- **What you have to do**
What is the number of lines holding the word "frac"? Give that number alone.

- **Supplied entries**
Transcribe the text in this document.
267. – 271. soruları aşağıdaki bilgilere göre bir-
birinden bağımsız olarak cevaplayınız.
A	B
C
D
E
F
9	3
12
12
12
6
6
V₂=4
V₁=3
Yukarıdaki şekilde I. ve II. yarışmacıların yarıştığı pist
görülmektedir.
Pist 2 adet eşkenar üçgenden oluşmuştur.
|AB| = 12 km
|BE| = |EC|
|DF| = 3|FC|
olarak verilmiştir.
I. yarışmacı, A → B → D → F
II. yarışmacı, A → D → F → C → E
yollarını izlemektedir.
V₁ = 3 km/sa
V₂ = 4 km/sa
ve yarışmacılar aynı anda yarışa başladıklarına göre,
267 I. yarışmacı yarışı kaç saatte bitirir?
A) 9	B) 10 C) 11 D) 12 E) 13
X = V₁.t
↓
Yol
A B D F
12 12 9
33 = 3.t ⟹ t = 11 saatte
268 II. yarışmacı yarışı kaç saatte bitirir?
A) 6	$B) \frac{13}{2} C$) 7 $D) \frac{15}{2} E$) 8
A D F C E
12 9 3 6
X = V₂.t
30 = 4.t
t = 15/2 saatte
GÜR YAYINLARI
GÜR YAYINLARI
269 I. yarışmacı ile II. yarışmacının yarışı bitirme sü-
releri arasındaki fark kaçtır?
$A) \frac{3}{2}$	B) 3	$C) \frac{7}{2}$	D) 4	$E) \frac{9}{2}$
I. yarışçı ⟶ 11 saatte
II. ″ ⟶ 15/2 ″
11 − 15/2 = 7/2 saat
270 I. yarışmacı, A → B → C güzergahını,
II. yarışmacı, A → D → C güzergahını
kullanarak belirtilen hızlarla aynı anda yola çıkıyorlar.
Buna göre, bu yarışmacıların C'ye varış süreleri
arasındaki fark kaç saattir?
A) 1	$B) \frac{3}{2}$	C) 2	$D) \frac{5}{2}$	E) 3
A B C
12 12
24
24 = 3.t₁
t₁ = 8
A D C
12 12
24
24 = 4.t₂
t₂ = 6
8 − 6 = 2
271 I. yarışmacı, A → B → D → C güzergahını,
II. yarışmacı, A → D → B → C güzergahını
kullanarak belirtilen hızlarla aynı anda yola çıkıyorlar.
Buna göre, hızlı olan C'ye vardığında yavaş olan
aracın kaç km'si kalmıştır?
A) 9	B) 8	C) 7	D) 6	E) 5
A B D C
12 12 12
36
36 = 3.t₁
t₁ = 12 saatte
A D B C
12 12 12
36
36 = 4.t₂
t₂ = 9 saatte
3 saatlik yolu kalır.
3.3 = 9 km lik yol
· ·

--

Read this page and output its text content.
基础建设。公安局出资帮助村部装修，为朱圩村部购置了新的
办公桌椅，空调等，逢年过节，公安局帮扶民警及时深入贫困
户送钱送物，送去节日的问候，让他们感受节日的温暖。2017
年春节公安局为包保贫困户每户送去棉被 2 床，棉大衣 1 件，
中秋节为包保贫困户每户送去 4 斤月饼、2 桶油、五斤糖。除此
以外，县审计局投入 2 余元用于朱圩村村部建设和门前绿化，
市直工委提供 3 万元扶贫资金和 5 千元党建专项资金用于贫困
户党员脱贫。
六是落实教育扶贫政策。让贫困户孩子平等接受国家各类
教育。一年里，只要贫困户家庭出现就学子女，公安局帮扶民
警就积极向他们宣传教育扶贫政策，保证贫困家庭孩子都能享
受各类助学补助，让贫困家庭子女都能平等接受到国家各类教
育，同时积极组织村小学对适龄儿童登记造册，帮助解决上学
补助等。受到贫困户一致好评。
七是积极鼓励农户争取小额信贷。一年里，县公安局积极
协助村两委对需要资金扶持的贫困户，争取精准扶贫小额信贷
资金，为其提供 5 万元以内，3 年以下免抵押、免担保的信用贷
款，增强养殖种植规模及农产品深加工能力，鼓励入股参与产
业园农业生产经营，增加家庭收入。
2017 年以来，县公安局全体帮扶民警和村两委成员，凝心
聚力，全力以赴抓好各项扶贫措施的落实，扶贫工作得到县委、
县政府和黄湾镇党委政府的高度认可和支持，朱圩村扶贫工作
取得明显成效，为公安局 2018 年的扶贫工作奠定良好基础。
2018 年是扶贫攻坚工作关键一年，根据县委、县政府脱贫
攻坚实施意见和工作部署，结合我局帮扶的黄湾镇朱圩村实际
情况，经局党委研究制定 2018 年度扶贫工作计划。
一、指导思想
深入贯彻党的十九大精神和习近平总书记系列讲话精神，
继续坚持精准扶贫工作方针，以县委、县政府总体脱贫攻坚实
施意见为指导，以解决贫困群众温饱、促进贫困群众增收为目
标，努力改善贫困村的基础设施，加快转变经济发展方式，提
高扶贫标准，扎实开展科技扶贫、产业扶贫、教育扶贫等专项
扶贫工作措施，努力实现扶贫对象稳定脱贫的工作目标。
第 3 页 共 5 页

- **Response for this exercise**
3